YOUR GOAL: Transcribe the records that follow in their entirety, omitting any pictures.

Records from a data collection:
────
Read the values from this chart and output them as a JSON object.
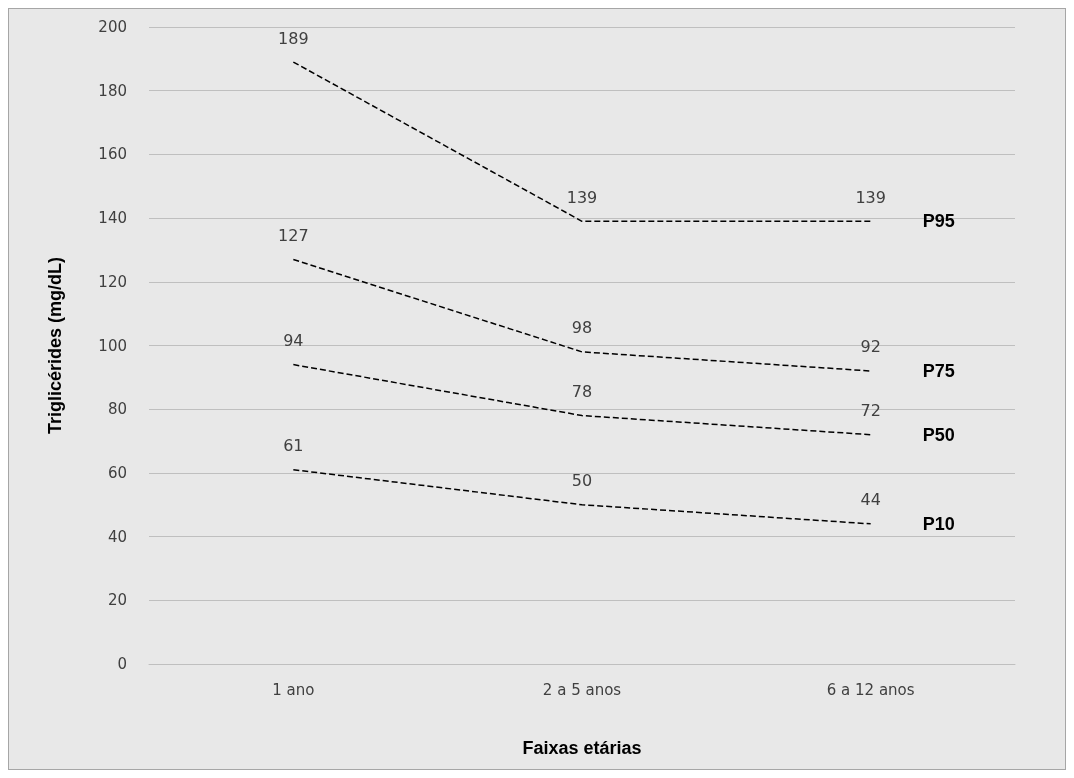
{
  "chart_data": {
    "type": "line",
    "xlabel": "Faixas etárias",
    "ylabel": "Triglicérides (mg/dL)",
    "categories": [
      "1 ano",
      "2 a 5 anos",
      "6 a 12 anos"
    ],
    "series": [
      {
        "name": "P95",
        "color": "#000000",
        "values": [
          189,
          139,
          139
        ]
      },
      {
        "name": "P75",
        "color": "#000000",
        "values": [
          127,
          98,
          92
        ]
      },
      {
        "name": "P50",
        "color": "#000000",
        "values": [
          94,
          78,
          72
        ]
      },
      {
        "name": "P10",
        "color": "#000000",
        "values": [
          61,
          50,
          44
        ]
      }
    ],
    "ylim": [
      0,
      200
    ],
    "yticks": [
      0,
      20,
      40,
      60,
      80,
      100,
      120,
      140,
      160,
      180,
      200
    ],
    "grid": "y",
    "line_style": "dashed",
    "marker": "none",
    "data_labels": true
  }
}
────
COMPLETE RESPONSE:
Read the values from this chart and output them as a JSON object.
{
  "chart_data": {
    "type": "line",
    "xlabel": "Faixas etárias",
    "ylabel": "Triglicérides (mg/dL)",
    "categories": [
      "1 ano",
      "2 a 5 anos",
      "6 a 12 anos"
    ],
    "series": [
      {
        "name": "P95",
        "color": "#000000",
        "values": [
          189,
          139,
          139
        ]
      },
      {
        "name": "P75",
        "color": "#000000",
        "values": [
          127,
          98,
          92
        ]
      },
      {
        "name": "P50",
        "color": "#000000",
        "values": [
          94,
          78,
          72
        ]
      },
      {
        "name": "P10",
        "color": "#000000",
        "values": [
          61,
          50,
          44
        ]
      }
    ],
    "ylim": [
      0,
      200
    ],
    "yticks": [
      0,
      20,
      40,
      60,
      80,
      100,
      120,
      140,
      160,
      180,
      200
    ],
    "grid": "y",
    "line_style": "dashed",
    "marker": "none",
    "data_labels": true
  }
}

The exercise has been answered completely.